§ SET TASK
Select the lines that contain "time" and copy each of them.

Stored entries:

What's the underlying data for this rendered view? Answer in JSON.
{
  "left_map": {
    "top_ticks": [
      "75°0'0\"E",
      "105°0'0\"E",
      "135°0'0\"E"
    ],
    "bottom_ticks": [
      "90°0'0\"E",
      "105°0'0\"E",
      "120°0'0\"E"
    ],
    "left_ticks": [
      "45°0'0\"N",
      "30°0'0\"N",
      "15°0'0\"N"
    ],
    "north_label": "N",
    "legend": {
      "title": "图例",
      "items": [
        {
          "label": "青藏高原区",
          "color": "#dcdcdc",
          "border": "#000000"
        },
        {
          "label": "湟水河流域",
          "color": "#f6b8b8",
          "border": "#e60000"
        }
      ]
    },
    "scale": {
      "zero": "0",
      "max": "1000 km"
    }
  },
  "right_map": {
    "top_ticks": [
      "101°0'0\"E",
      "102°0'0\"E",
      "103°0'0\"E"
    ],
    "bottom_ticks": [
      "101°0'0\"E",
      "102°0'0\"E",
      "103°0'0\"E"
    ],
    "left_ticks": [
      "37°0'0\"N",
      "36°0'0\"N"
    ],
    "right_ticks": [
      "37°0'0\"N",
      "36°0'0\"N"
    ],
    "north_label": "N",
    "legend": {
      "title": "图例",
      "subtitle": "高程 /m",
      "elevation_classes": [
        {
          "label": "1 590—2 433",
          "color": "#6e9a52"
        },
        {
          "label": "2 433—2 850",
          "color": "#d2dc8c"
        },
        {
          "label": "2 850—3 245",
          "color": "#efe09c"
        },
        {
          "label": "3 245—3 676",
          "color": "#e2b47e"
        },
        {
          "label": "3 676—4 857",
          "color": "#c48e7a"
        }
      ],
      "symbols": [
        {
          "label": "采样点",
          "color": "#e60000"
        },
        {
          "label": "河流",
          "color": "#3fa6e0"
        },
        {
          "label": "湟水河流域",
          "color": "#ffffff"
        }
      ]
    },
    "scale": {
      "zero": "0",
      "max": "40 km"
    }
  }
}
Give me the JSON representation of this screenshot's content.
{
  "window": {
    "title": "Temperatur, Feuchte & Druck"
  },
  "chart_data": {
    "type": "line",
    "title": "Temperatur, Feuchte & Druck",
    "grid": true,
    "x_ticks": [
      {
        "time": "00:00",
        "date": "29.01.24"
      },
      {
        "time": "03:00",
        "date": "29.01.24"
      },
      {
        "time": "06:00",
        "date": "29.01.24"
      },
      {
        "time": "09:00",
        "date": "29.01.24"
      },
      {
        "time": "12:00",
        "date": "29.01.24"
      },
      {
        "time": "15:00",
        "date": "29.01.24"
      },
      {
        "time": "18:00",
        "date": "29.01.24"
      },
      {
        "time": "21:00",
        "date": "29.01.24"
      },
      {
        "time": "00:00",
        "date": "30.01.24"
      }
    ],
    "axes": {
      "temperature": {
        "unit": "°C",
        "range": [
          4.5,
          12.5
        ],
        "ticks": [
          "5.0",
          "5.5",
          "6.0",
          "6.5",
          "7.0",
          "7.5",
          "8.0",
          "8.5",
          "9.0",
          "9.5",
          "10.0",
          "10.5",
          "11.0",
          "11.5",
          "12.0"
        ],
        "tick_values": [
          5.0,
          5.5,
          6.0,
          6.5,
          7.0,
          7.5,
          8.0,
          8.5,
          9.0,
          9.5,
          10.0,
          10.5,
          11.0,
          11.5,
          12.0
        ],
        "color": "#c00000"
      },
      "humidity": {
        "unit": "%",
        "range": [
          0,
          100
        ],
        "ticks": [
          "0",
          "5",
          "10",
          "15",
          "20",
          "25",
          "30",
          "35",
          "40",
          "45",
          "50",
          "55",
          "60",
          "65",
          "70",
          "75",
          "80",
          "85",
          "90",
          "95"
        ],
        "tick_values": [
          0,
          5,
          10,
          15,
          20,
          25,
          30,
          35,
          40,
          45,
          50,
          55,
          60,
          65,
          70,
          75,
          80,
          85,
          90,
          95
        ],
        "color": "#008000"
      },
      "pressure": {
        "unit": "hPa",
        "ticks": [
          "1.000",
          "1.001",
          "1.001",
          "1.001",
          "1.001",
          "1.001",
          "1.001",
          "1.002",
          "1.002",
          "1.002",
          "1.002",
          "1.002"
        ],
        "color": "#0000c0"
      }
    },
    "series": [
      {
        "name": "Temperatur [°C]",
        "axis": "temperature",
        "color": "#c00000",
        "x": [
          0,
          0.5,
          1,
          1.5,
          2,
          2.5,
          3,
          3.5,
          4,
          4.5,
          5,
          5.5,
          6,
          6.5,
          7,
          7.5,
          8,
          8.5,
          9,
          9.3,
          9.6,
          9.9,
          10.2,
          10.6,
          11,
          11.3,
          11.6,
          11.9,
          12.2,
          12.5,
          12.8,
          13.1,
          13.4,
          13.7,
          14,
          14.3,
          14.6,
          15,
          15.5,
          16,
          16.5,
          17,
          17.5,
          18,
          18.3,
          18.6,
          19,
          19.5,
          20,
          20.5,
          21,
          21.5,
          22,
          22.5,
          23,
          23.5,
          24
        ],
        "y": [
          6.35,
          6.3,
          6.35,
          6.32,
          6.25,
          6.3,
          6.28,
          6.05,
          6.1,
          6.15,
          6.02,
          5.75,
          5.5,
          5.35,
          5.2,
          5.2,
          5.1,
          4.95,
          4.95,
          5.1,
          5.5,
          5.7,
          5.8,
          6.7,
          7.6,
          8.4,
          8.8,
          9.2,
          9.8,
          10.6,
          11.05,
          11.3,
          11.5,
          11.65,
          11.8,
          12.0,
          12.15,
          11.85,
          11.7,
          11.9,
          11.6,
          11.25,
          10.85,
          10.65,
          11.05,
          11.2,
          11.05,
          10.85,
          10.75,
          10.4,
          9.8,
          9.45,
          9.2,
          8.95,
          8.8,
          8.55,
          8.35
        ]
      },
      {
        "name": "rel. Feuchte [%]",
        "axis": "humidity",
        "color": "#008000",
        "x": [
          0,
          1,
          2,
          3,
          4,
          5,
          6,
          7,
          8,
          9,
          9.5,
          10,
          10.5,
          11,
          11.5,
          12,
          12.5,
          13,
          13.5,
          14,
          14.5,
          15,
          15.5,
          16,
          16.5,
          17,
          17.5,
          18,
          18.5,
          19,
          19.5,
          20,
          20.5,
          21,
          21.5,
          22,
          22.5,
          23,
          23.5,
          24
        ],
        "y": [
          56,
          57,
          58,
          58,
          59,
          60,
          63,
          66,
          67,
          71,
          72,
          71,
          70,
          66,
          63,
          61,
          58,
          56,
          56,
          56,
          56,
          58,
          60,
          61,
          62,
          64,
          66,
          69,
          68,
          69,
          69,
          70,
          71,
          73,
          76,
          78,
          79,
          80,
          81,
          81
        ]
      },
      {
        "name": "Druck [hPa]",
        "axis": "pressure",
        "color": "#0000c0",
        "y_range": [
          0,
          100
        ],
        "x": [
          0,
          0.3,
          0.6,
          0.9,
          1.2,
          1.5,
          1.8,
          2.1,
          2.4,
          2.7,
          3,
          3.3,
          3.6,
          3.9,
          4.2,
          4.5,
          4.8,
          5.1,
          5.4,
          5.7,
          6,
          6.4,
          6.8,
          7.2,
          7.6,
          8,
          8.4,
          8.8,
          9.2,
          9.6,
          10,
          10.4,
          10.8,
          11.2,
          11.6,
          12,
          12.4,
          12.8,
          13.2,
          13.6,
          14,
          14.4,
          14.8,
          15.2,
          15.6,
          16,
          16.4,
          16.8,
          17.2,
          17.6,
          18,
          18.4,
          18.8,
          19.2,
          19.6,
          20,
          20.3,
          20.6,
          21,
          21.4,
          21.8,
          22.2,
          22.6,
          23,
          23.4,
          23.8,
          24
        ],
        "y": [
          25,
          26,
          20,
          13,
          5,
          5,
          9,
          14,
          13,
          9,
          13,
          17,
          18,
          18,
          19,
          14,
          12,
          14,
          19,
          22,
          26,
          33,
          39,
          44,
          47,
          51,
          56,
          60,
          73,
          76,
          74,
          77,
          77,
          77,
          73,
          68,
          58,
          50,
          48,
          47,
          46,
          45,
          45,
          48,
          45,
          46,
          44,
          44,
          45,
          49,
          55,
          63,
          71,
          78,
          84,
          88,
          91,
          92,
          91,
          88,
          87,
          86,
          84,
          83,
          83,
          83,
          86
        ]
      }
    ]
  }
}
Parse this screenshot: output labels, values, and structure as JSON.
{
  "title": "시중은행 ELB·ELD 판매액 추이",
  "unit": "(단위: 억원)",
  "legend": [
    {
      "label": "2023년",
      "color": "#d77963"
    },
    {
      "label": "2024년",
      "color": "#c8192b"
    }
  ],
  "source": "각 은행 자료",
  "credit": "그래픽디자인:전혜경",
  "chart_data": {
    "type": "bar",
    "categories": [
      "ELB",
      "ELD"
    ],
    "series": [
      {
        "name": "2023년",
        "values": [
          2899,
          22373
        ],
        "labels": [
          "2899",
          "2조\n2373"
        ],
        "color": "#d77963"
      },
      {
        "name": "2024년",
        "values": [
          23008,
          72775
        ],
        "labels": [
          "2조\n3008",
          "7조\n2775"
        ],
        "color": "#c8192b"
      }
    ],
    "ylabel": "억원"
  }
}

§ TASK ANSWER
        "time": "00:00",
        "time": "03:00",
        "time": "06:00",
        "time": "09:00",
        "time": "12:00",
        "time": "15:00",
        "time": "18:00",
        "time": "21:00",
        "time": "00:00",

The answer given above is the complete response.